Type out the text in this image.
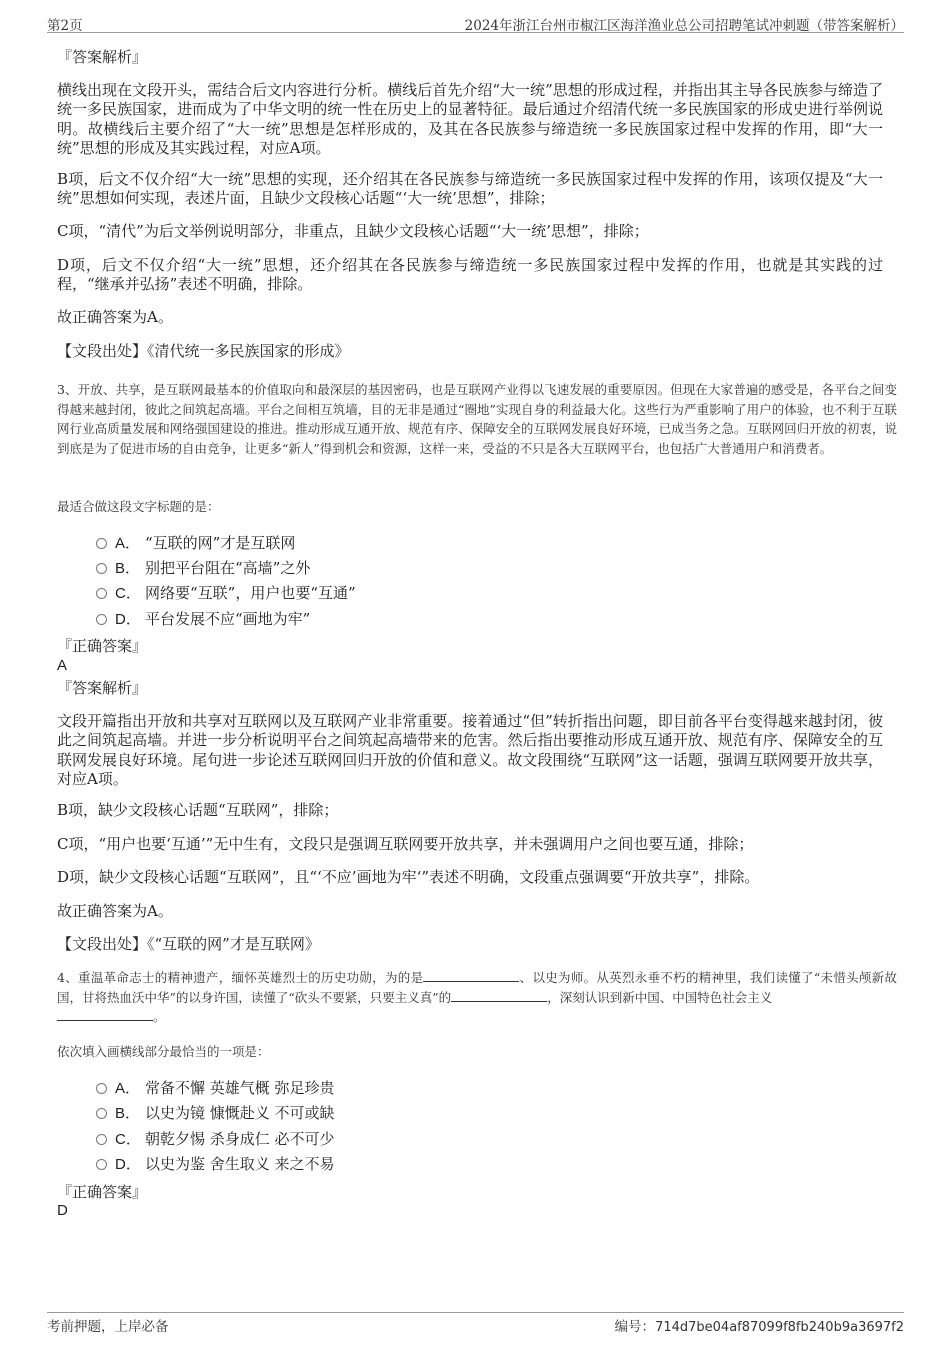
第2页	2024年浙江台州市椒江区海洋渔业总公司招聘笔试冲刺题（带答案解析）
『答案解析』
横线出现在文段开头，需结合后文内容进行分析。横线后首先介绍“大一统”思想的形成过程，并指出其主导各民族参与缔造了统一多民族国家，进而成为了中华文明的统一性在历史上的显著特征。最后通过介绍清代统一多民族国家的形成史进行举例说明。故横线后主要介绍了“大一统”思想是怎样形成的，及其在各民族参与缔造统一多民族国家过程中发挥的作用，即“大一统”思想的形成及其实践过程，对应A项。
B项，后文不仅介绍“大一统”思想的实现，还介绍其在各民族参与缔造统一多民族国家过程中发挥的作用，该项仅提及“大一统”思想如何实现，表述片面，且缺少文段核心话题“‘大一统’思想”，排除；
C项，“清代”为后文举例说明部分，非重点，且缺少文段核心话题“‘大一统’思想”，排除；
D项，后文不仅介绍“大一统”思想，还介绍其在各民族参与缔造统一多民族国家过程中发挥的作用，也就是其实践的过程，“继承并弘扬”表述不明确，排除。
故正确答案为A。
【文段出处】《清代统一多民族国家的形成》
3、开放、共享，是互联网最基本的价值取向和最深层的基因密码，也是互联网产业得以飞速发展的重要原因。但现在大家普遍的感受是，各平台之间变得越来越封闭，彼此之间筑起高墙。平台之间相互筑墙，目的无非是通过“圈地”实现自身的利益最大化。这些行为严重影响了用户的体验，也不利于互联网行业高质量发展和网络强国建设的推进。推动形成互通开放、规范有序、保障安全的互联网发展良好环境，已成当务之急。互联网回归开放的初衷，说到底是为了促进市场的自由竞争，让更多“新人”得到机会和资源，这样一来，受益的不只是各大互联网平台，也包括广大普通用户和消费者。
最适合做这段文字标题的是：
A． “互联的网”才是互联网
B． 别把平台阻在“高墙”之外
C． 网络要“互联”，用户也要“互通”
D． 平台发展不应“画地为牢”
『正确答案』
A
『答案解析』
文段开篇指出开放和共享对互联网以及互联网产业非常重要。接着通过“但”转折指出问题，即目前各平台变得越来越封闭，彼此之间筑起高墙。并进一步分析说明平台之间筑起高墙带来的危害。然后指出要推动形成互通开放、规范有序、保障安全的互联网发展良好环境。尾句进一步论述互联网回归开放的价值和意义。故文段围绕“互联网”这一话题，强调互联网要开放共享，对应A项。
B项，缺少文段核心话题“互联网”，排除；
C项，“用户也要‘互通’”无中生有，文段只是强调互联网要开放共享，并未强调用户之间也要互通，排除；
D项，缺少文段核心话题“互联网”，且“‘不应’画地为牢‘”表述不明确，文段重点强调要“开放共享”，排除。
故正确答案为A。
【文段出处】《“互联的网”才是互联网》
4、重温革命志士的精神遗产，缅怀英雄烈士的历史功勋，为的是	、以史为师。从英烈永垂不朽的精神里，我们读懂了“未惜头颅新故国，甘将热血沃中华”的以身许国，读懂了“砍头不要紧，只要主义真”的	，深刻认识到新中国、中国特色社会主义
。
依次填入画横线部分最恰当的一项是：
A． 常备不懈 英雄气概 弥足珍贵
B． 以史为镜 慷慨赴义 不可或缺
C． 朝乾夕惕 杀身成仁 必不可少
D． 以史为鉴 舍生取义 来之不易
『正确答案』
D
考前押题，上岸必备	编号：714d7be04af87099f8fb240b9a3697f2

▶ Do this
Find and copy each line above that includes the string "画地为牢".

▶ Exercise solution
D． 平台发展不应“画地为牢”
D项，缺少文段核心话题“互联网”，且“‘不应’画地为牢‘”表述不明确，文段重点强调要“开放共享”，排除。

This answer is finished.